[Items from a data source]

◇ ◇ ◇ ◇ ◇ ◇ ◇

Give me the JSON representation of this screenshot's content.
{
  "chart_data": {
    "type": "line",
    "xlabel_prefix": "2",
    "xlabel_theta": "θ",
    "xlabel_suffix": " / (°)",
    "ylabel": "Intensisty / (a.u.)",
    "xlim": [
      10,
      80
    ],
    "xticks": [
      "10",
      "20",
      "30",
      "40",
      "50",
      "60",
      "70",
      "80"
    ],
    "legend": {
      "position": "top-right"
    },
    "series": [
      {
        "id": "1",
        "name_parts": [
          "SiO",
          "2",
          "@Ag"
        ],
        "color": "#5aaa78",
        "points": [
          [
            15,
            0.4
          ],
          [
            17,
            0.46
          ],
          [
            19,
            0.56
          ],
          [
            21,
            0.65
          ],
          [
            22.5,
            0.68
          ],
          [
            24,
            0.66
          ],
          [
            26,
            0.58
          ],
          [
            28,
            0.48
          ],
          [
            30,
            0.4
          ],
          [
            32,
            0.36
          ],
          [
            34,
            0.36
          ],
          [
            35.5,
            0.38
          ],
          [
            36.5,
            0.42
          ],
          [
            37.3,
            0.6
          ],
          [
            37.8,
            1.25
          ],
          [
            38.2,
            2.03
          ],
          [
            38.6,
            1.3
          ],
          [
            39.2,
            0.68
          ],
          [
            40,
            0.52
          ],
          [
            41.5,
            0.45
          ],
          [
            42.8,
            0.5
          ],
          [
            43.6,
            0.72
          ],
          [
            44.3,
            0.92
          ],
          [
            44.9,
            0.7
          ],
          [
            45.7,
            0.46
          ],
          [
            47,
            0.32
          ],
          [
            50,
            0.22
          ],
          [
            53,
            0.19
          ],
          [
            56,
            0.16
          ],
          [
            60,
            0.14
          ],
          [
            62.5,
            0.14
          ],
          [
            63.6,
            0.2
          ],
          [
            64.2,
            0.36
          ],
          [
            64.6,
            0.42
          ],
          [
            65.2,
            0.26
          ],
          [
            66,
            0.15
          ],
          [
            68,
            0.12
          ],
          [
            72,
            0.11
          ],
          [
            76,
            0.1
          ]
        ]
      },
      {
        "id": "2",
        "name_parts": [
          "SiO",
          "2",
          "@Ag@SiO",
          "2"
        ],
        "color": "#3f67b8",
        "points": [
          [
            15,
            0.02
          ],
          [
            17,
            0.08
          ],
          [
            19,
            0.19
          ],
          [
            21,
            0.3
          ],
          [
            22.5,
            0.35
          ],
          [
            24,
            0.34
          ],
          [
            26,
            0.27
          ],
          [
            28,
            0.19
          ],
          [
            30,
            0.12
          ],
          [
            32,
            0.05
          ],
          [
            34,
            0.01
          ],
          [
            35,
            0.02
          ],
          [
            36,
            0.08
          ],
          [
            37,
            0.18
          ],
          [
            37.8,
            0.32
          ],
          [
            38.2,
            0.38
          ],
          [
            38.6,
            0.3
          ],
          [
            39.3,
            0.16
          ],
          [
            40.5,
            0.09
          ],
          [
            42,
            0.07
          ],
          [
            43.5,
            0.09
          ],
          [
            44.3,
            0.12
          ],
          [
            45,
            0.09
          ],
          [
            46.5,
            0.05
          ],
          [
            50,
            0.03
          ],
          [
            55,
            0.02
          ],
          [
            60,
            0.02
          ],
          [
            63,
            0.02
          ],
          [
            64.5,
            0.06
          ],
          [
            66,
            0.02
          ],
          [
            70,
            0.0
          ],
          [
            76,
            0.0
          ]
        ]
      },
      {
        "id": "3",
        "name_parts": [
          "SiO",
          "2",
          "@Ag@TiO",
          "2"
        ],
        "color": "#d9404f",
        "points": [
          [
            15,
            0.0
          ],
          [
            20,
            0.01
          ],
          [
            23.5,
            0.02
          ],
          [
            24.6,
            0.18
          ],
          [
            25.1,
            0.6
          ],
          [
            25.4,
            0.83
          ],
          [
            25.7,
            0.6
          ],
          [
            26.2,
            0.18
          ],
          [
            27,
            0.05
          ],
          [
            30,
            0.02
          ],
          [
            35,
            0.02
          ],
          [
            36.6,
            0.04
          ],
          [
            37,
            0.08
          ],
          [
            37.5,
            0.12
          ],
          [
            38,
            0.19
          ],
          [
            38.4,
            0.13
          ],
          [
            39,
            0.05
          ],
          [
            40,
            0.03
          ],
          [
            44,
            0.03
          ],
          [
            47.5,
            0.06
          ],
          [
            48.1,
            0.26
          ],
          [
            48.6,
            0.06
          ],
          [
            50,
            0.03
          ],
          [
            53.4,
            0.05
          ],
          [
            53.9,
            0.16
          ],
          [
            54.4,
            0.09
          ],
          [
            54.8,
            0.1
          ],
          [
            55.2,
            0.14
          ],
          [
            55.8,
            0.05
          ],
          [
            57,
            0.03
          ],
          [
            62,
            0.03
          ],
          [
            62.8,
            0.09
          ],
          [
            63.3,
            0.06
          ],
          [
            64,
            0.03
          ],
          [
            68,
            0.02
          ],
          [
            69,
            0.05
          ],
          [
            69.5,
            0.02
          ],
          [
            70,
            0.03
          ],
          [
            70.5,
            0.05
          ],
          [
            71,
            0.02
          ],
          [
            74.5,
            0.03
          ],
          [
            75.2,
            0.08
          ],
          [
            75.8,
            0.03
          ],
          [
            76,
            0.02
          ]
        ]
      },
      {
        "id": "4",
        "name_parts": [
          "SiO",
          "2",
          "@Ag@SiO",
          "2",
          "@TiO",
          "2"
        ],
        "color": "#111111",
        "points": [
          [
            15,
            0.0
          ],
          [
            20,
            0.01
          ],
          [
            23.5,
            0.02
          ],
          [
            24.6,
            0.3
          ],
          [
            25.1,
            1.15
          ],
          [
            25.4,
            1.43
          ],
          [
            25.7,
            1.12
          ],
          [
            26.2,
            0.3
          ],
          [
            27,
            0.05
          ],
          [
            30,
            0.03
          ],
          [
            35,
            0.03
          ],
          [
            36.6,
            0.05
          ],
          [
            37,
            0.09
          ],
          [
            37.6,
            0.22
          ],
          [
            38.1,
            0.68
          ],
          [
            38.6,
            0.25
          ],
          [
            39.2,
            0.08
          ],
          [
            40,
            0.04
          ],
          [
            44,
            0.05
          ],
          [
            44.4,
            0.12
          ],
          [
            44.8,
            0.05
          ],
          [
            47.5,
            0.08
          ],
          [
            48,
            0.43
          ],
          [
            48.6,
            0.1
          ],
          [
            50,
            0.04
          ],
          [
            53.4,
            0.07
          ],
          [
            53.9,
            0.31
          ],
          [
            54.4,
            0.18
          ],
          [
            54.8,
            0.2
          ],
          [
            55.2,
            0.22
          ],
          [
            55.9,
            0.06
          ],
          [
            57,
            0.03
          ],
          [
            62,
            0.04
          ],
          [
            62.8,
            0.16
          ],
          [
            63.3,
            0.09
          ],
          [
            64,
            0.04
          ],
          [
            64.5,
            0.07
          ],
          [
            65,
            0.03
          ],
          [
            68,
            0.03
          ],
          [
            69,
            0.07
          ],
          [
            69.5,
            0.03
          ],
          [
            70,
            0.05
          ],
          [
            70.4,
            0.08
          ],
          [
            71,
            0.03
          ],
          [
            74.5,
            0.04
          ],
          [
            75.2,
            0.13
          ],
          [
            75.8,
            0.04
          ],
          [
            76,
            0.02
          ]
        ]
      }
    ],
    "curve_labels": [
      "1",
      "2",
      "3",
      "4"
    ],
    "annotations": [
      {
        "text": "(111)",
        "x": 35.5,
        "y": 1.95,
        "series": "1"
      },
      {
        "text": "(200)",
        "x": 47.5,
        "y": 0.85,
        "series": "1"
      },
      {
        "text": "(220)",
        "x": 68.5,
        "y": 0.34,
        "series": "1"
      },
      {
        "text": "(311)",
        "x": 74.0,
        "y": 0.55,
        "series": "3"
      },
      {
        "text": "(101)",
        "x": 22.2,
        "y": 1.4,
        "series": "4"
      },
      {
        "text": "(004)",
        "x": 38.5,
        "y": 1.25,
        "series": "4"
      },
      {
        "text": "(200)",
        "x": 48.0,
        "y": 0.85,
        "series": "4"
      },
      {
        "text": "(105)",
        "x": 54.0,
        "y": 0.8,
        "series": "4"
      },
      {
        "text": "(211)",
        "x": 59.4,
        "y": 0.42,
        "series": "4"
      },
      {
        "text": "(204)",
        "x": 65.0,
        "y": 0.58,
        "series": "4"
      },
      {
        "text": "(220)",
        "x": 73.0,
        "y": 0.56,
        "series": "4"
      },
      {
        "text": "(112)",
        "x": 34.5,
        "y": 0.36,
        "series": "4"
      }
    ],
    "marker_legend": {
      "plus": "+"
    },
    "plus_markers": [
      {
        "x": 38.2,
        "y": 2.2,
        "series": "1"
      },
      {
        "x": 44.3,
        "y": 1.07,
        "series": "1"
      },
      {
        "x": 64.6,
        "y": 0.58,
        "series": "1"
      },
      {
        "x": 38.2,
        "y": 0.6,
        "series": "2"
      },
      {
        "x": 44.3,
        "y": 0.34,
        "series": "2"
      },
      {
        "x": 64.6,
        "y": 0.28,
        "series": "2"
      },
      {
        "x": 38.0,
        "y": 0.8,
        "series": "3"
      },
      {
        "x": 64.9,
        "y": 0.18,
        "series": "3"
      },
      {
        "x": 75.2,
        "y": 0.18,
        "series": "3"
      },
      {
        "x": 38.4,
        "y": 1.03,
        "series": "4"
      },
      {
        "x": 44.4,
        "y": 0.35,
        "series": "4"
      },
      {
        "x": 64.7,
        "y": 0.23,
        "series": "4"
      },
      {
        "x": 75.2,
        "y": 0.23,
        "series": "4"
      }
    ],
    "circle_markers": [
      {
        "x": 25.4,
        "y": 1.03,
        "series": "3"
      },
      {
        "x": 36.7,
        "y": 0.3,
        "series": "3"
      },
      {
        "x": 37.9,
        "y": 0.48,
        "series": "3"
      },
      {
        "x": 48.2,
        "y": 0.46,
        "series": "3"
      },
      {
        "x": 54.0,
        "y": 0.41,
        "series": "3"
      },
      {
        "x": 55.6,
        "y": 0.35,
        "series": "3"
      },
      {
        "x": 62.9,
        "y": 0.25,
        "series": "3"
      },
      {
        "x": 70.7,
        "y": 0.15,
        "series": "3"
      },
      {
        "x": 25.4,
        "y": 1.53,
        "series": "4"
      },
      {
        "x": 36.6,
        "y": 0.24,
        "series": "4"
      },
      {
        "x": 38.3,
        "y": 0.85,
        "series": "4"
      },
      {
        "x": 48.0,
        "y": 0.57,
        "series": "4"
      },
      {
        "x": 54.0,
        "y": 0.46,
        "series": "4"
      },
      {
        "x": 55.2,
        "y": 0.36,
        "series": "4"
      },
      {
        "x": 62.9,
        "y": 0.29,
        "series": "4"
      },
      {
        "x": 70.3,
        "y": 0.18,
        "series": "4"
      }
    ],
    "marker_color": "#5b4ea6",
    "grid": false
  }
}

◇ ◇ ◇ ◇ ◇ ◇ ◇

**Set problem**
Search the data for "text" and list every line in which it occurs.

**Worked solution**
        "text": "(111)",
        "text": "(200)",
        "text": "(220)",
        "text": "(311)",
        "text": "(101)",
        "text": "(004)",
        "text": "(200)",
        "text": "(105)",
        "text": "(211)",
        "text": "(204)",
        "text": "(220)",
        "text": "(112)",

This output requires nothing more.